[Stored dataset items]
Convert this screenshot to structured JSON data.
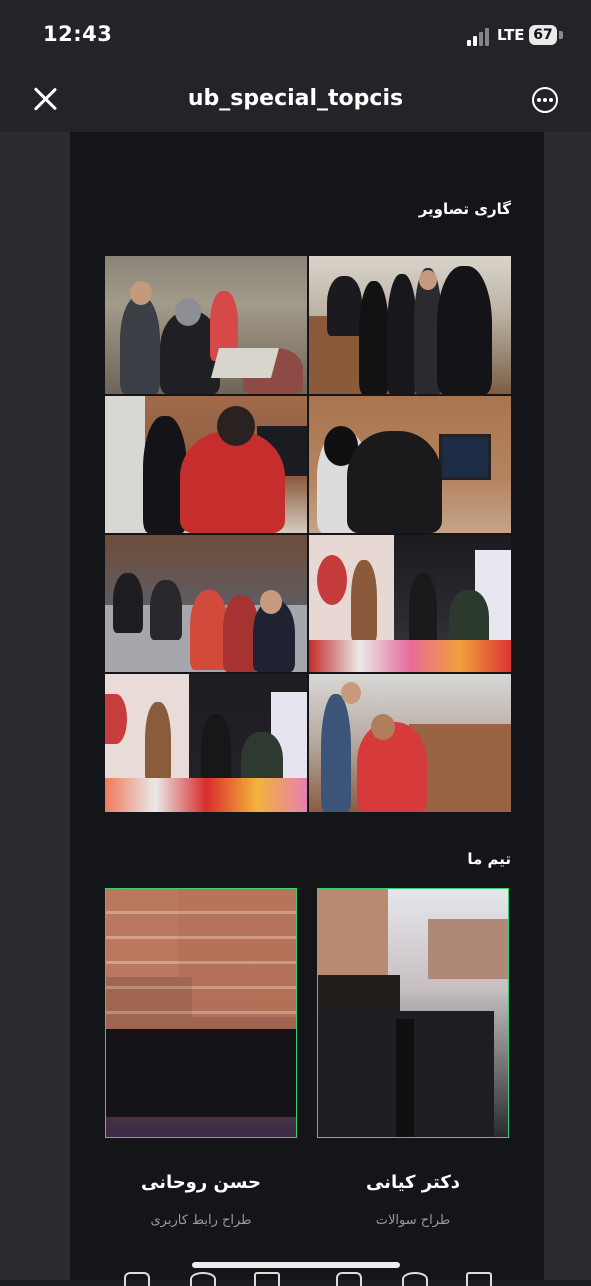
{
  "status_bar": {
    "time": "12:43",
    "network": "LTE",
    "battery": "67"
  },
  "nav": {
    "title": "ub_special_topcis"
  },
  "gallery": {
    "title": "گاری تصاویر"
  },
  "team": {
    "title": "تیم ما",
    "members": [
      {
        "name": "حسن روحانی",
        "role": "طراح رابط کاربری"
      },
      {
        "name": "دکتر کیانی",
        "role": "طراح سوالات"
      }
    ]
  },
  "colors": {
    "accent_border": "#3ccf78",
    "content_bg": "#141518",
    "bar_bg": "#232428"
  }
}
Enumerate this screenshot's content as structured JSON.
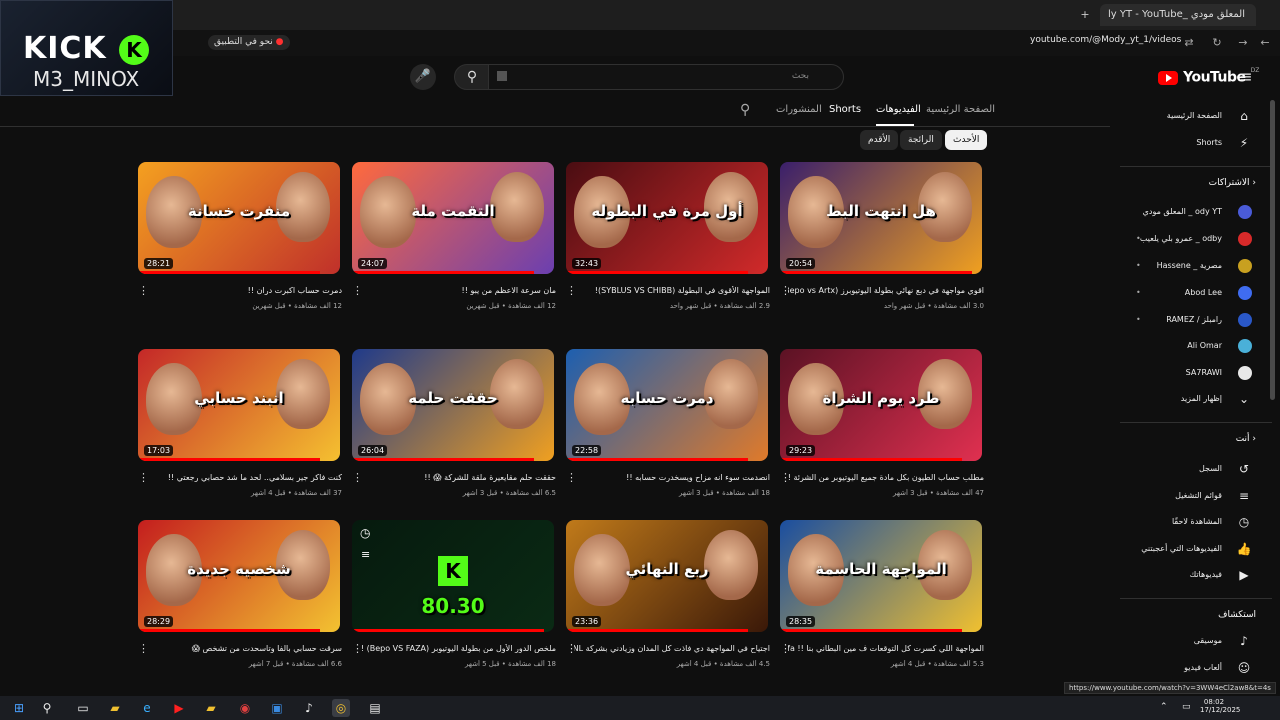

## Work instructions
Keep the pictures out of the copy and return the rest of the data above exactly.

## Answer to the problem
Convert this screenshot to structured JSON data.
{
  "status_bar": {
    "time": "12:43",
    "network": "LTE",
    "battery": "67"
  },
  "nav": {
    "title": "ub_special_topcis"
  },
  "gallery": {
    "title": "گاری تصاویر"
  },
  "team": {
    "title": "تیم ما",
    "members": [
      {
        "name": "حسن روحانی",
        "role": "طراح رابط کاربری"
      },
      {
        "name": "دکتر کیانی",
        "role": "طراح سوالات"
      }
    ]
  },
  "colors": {
    "accent_border": "#3ccf78",
    "content_bg": "#141518",
    "bar_bg": "#232428"
  }
}
Enumerate this screenshot's content as structured JSON.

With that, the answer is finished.